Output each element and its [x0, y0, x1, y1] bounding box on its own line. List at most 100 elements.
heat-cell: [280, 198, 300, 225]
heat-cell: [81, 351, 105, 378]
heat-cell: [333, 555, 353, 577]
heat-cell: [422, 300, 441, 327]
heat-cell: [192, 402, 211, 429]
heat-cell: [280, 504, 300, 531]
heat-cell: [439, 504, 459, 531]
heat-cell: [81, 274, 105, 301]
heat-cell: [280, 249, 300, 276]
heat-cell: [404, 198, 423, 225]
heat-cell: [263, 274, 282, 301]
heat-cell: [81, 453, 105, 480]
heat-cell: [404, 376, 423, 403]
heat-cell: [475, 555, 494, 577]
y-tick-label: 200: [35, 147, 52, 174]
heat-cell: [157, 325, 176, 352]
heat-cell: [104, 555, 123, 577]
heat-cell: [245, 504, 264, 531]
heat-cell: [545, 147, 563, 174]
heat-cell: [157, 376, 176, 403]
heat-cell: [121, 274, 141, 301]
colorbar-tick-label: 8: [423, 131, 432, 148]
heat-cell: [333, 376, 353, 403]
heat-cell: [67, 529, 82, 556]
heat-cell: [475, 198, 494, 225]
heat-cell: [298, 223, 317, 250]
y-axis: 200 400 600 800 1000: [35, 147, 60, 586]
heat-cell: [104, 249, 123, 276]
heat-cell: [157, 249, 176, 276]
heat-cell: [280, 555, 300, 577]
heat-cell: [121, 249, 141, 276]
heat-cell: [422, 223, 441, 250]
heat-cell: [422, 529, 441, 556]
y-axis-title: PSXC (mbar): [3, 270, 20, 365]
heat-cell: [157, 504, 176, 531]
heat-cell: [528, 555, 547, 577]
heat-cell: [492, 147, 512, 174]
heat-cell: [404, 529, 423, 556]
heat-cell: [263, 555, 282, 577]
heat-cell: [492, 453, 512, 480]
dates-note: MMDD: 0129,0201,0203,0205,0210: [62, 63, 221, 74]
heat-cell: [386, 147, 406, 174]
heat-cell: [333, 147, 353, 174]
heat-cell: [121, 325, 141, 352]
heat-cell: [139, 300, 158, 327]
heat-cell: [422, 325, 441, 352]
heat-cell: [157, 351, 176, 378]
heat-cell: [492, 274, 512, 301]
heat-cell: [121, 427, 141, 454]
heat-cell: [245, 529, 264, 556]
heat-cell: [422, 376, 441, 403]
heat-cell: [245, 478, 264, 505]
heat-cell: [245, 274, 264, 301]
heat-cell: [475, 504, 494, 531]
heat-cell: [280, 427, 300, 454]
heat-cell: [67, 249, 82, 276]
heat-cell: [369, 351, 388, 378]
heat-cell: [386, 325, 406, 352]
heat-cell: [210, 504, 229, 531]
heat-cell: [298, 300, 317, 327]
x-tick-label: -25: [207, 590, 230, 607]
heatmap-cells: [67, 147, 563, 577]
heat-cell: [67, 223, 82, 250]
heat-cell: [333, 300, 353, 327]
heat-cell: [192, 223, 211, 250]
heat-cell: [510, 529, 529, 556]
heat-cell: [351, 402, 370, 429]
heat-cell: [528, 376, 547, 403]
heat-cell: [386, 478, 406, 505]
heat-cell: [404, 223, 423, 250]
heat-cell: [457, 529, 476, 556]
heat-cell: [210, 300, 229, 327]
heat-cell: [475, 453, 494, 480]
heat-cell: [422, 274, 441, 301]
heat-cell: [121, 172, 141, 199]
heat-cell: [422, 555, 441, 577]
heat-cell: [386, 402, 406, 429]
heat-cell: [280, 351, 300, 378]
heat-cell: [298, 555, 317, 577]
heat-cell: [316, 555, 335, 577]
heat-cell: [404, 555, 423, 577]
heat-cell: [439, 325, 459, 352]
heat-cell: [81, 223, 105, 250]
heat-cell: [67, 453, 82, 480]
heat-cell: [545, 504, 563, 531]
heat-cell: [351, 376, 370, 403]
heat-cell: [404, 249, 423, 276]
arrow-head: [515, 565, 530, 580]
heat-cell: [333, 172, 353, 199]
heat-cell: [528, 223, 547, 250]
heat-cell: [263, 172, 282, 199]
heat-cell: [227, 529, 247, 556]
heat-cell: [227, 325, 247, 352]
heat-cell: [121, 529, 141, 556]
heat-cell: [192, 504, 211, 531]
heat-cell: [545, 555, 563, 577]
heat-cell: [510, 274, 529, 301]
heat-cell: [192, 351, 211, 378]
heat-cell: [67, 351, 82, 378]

# # #

Quote every one of the lines above word for word, in the same order, changing nothing.

Output each element and its [x0, y0, x1, y1] bounding box on its own line. List at most 100 elements.
heat-cell: [280, 198, 300, 225]
heat-cell: [81, 351, 105, 378]
heat-cell: [333, 555, 353, 577]
heat-cell: [422, 300, 441, 327]
heat-cell: [192, 402, 211, 429]
heat-cell: [280, 504, 300, 531]
heat-cell: [439, 504, 459, 531]
heat-cell: [81, 274, 105, 301]
heat-cell: [280, 249, 300, 276]
heat-cell: [404, 198, 423, 225]
heat-cell: [263, 274, 282, 301]
heat-cell: [81, 453, 105, 480]
heat-cell: [404, 376, 423, 403]
heat-cell: [475, 555, 494, 577]
y-tick-label: 200: [35, 147, 52, 174]
heat-cell: [157, 325, 176, 352]
heat-cell: [104, 555, 123, 577]
heat-cell: [245, 504, 264, 531]
heat-cell: [545, 147, 563, 174]
heat-cell: [157, 376, 176, 403]
heat-cell: [121, 274, 141, 301]
colorbar-tick-label: 8: [423, 131, 432, 148]
heat-cell: [333, 376, 353, 403]
heat-cell: [67, 529, 82, 556]
heat-cell: [475, 198, 494, 225]
heat-cell: [298, 223, 317, 250]
y-axis: 200 400 600 800 1000: [35, 147, 60, 586]
heat-cell: [104, 249, 123, 276]
heat-cell: [157, 249, 176, 276]
heat-cell: [280, 555, 300, 577]
heat-cell: [121, 249, 141, 276]
heat-cell: [422, 223, 441, 250]
heat-cell: [422, 529, 441, 556]
y-axis-title: PSXC (mbar): [3, 270, 20, 365]
heat-cell: [157, 504, 176, 531]
heat-cell: [528, 555, 547, 577]
heat-cell: [492, 147, 512, 174]
heat-cell: [404, 529, 423, 556]
heat-cell: [263, 555, 282, 577]
heat-cell: [492, 453, 512, 480]
dates-note: MMDD: 0129,0201,0203,0205,0210: [62, 63, 221, 74]
heat-cell: [386, 147, 406, 174]
heat-cell: [333, 147, 353, 174]
heat-cell: [121, 325, 141, 352]
heat-cell: [139, 300, 158, 327]
heat-cell: [422, 325, 441, 352]
heat-cell: [157, 351, 176, 378]
heat-cell: [492, 274, 512, 301]
heat-cell: [121, 427, 141, 454]
heat-cell: [245, 529, 264, 556]
heat-cell: [422, 376, 441, 403]
heat-cell: [245, 478, 264, 505]
heat-cell: [245, 274, 264, 301]
heat-cell: [475, 504, 494, 531]
heat-cell: [280, 427, 300, 454]
heat-cell: [67, 249, 82, 276]
heat-cell: [369, 351, 388, 378]
heat-cell: [386, 325, 406, 352]
heat-cell: [210, 504, 229, 531]
heat-cell: [298, 300, 317, 327]
x-tick-label: -25: [207, 590, 230, 607]
heatmap-cells: [67, 147, 563, 577]
heat-cell: [67, 223, 82, 250]
heat-cell: [333, 300, 353, 327]
heat-cell: [192, 223, 211, 250]
heat-cell: [510, 529, 529, 556]
heat-cell: [351, 402, 370, 429]
heat-cell: [528, 376, 547, 403]
heat-cell: [386, 478, 406, 505]
heat-cell: [404, 223, 423, 250]
heat-cell: [457, 529, 476, 556]
heat-cell: [210, 300, 229, 327]
heat-cell: [475, 453, 494, 480]
heat-cell: [422, 274, 441, 301]
heat-cell: [121, 172, 141, 199]
heat-cell: [422, 555, 441, 577]
heat-cell: [386, 402, 406, 429]
heat-cell: [280, 351, 300, 378]
heat-cell: [298, 555, 317, 577]
heat-cell: [316, 555, 335, 577]
heat-cell: [404, 555, 423, 577]
heat-cell: [439, 325, 459, 352]
heat-cell: [81, 223, 105, 250]
heat-cell: [67, 453, 82, 480]
heat-cell: [545, 504, 563, 531]
heat-cell: [351, 376, 370, 403]
heat-cell: [404, 249, 423, 276]
arrow-head: [515, 565, 530, 580]
heat-cell: [333, 172, 353, 199]
heat-cell: [528, 223, 547, 250]
heat-cell: [263, 172, 282, 199]
heat-cell: [227, 529, 247, 556]
heat-cell: [227, 325, 247, 352]
heat-cell: [121, 529, 141, 556]
heat-cell: [192, 504, 211, 531]
heat-cell: [545, 555, 563, 577]
heat-cell: [510, 274, 529, 301]
heat-cell: [192, 351, 211, 378]
heat-cell: [67, 351, 82, 378]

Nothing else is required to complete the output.